──────── Data for processing
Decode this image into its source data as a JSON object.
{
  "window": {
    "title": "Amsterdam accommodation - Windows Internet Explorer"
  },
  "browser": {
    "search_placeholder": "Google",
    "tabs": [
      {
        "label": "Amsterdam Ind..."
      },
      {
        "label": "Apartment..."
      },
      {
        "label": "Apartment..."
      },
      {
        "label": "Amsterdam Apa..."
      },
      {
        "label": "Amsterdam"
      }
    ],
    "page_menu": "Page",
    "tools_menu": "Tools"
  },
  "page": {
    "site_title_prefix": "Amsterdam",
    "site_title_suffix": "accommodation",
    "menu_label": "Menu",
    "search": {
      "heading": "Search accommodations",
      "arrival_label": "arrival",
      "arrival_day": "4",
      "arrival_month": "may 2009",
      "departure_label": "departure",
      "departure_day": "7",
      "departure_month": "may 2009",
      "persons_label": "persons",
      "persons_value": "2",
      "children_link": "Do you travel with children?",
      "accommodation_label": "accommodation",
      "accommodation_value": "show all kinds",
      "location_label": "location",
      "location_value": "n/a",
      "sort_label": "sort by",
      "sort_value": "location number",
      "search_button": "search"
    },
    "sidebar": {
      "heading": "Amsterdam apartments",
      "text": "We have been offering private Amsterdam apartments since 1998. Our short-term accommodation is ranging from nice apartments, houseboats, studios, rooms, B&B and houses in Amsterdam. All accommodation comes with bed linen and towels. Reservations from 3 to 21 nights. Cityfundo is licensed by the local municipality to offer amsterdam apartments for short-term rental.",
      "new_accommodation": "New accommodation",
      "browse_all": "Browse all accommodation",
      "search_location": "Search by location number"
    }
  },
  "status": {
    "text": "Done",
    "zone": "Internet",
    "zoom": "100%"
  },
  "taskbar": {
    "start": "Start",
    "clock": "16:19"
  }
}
────────────────
Send back each record exactly as it stands.

**Correct result:**
Decode this image into its source data as a JSON object.
{
  "window": {
    "title": "Amsterdam accommodation - Windows Internet Explorer"
  },
  "browser": {
    "search_placeholder": "Google",
    "tabs": [
      {
        "label": "Amsterdam Ind..."
      },
      {
        "label": "Apartment..."
      },
      {
        "label": "Apartment..."
      },
      {
        "label": "Amsterdam Apa..."
      },
      {
        "label": "Amsterdam"
      }
    ],
    "page_menu": "Page",
    "tools_menu": "Tools"
  },
  "page": {
    "site_title_prefix": "Amsterdam",
    "site_title_suffix": "accommodation",
    "menu_label": "Menu",
    "search": {
      "heading": "Search accommodations",
      "arrival_label": "arrival",
      "arrival_day": "4",
      "arrival_month": "may 2009",
      "departure_label": "departure",
      "departure_day": "7",
      "departure_month": "may 2009",
      "persons_label": "persons",
      "persons_value": "2",
      "children_link": "Do you travel with children?",
      "accommodation_label": "accommodation",
      "accommodation_value": "show all kinds",
      "location_label": "location",
      "location_value": "n/a",
      "sort_label": "sort by",
      "sort_value": "location number",
      "search_button": "search"
    },
    "sidebar": {
      "heading": "Amsterdam apartments",
      "text": "We have been offering private Amsterdam apartments since 1998. Our short-term accommodation is ranging from nice apartments, houseboats, studios, rooms, B&B and houses in Amsterdam. All accommodation comes with bed linen and towels. Reservations from 3 to 21 nights. Cityfundo is licensed by the local municipality to offer amsterdam apartments for short-term rental.",
      "new_accommodation": "New accommodation",
      "browse_all": "Browse all accommodation",
      "search_location": "Search by location number"
    }
  },
  "status": {
    "text": "Done",
    "zone": "Internet",
    "zoom": "100%"
  },
  "taskbar": {
    "start": "Start",
    "clock": "16:19"
  }
}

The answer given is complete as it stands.